Prompt: Only the lines from the line containing "Parse this chart: output" to the line containing "Enumerate this screenshot's", with both of those lines, are to be repeated exactly. Leave the images out.

Source records:
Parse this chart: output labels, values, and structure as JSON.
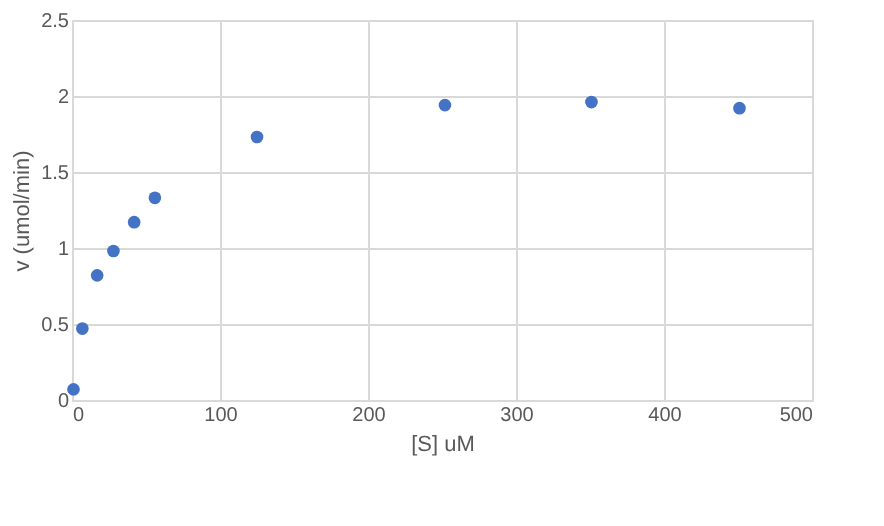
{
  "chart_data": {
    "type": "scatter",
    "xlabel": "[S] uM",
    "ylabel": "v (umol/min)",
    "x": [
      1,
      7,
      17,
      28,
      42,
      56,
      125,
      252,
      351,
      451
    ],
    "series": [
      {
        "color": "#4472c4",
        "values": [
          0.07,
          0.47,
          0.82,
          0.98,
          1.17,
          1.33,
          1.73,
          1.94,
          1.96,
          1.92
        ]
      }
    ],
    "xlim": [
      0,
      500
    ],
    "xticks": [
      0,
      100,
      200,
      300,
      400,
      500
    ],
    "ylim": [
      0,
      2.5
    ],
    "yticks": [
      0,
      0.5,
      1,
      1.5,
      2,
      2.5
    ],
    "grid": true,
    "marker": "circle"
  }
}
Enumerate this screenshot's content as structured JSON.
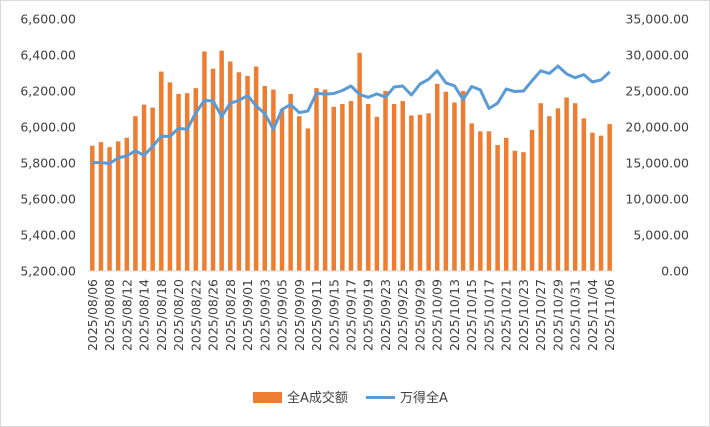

* * *

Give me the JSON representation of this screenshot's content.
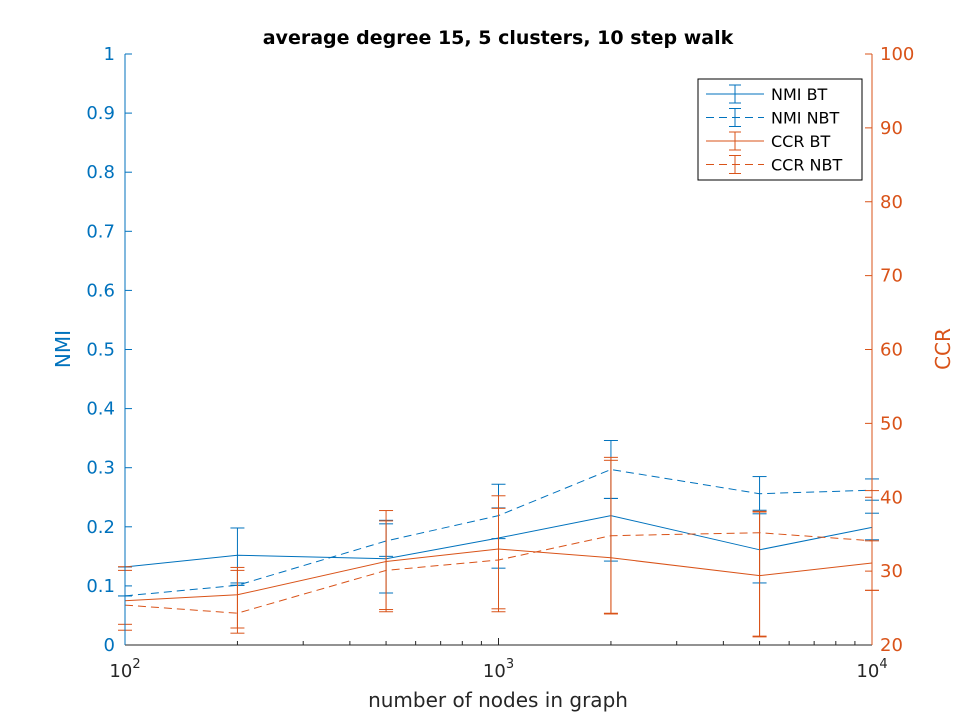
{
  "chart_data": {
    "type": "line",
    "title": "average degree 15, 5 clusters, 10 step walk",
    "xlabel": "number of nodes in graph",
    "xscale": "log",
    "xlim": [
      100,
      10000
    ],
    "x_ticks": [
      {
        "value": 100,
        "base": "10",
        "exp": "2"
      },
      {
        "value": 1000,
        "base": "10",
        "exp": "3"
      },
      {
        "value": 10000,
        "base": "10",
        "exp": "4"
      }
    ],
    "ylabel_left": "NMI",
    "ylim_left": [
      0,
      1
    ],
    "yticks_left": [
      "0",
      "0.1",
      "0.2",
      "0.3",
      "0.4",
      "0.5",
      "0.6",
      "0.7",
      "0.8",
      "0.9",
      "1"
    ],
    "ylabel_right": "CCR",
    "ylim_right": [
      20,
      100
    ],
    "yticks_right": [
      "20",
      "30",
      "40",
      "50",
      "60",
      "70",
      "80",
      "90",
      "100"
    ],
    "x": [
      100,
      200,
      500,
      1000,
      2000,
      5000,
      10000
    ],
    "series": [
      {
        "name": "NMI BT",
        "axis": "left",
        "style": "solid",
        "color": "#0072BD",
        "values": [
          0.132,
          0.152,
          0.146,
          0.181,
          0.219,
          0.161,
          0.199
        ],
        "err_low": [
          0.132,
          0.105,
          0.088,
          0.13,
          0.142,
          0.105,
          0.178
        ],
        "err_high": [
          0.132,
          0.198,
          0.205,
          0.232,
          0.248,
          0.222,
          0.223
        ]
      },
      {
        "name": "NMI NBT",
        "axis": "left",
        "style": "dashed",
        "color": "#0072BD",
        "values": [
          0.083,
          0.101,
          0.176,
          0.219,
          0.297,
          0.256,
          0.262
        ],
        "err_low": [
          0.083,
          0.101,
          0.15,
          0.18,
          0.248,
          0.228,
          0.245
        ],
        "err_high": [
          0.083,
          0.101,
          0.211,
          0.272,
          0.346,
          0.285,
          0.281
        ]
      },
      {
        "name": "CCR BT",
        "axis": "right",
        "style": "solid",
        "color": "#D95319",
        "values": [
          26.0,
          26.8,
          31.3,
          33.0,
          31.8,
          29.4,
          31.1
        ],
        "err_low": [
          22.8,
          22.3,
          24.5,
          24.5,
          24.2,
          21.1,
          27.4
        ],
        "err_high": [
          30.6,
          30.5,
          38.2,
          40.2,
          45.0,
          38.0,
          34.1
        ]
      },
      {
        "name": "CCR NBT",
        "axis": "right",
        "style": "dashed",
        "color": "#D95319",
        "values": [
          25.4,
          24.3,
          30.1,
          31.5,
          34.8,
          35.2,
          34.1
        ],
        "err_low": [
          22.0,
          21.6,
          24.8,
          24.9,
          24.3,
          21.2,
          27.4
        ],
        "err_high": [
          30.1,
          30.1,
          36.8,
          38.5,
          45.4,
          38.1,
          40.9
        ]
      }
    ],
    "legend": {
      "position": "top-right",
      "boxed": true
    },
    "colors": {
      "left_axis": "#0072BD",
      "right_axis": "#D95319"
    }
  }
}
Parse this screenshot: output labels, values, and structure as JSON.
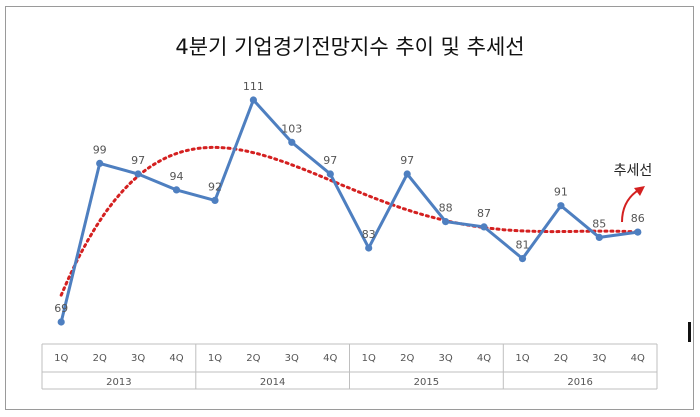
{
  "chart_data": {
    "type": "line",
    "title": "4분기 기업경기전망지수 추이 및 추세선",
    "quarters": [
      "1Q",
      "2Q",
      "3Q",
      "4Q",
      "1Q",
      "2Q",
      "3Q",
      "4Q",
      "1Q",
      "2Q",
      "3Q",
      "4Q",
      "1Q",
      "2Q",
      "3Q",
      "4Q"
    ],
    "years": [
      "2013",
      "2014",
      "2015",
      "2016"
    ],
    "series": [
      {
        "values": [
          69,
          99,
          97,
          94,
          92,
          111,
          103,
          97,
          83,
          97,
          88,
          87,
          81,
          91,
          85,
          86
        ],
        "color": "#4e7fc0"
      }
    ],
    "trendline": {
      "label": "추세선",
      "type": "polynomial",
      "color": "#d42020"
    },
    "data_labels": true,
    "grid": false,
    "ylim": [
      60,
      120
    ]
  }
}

==

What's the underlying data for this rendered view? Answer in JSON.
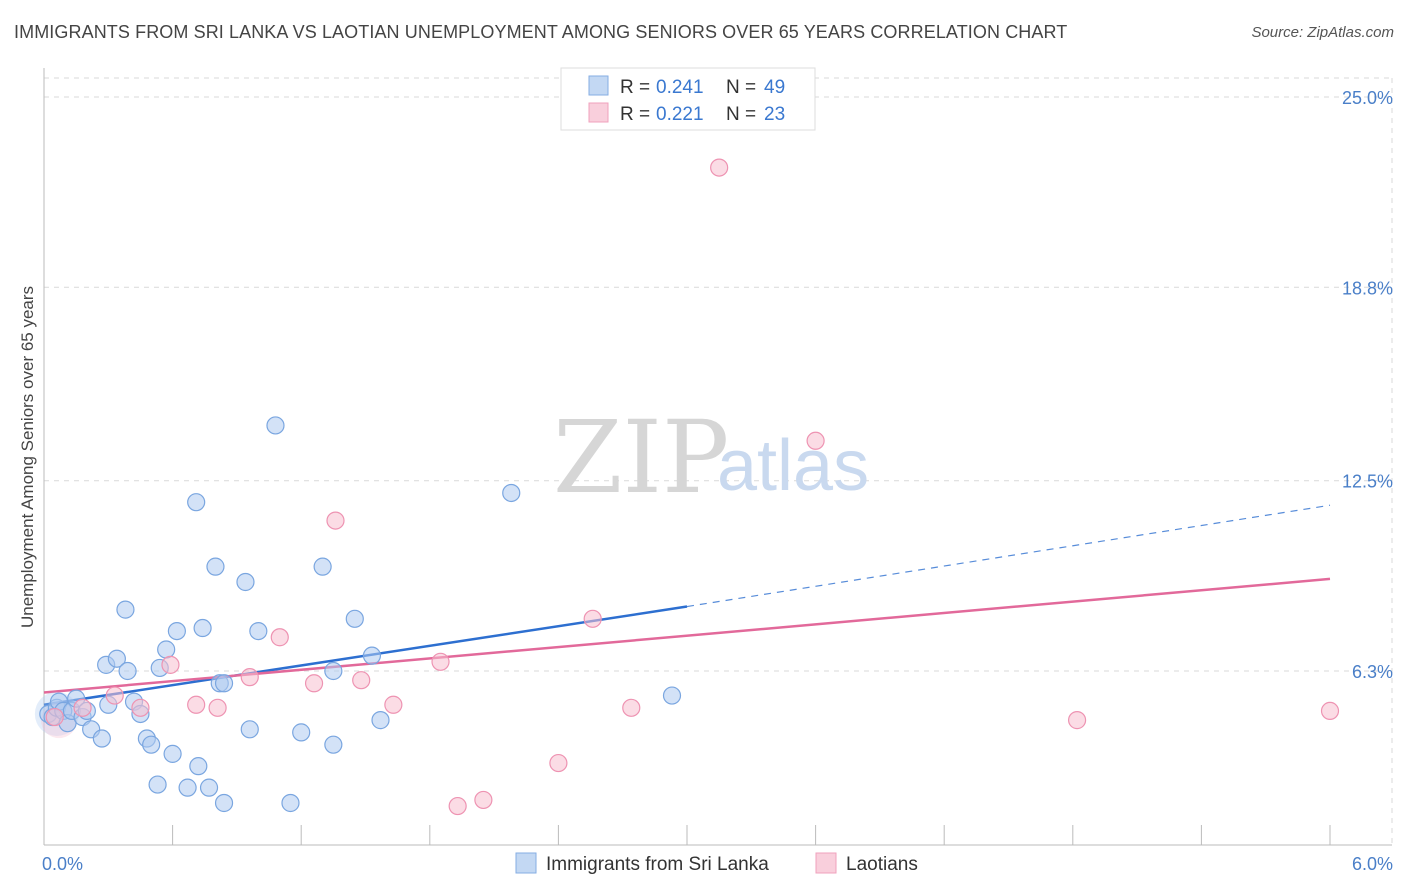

Complete answer:
Parse this chart: output labels, values, and structure as JSON.
{
  "chart_data": {
    "type": "scatter",
    "xlabel": "[S] uM",
    "ylabel": "v (umol/min)",
    "x": [
      1,
      7,
      17,
      28,
      42,
      56,
      125,
      252,
      351,
      451
    ],
    "series": [
      {
        "color": "#4472c4",
        "values": [
          0.07,
          0.47,
          0.82,
          0.98,
          1.17,
          1.33,
          1.73,
          1.94,
          1.96,
          1.92
        ]
      }
    ],
    "xlim": [
      0,
      500
    ],
    "xticks": [
      0,
      100,
      200,
      300,
      400,
      500
    ],
    "ylim": [
      0,
      2.5
    ],
    "yticks": [
      0,
      0.5,
      1,
      1.5,
      2,
      2.5
    ],
    "grid": true,
    "marker": "circle"
  }
}
Enumerate this screenshot's content as structured JSON.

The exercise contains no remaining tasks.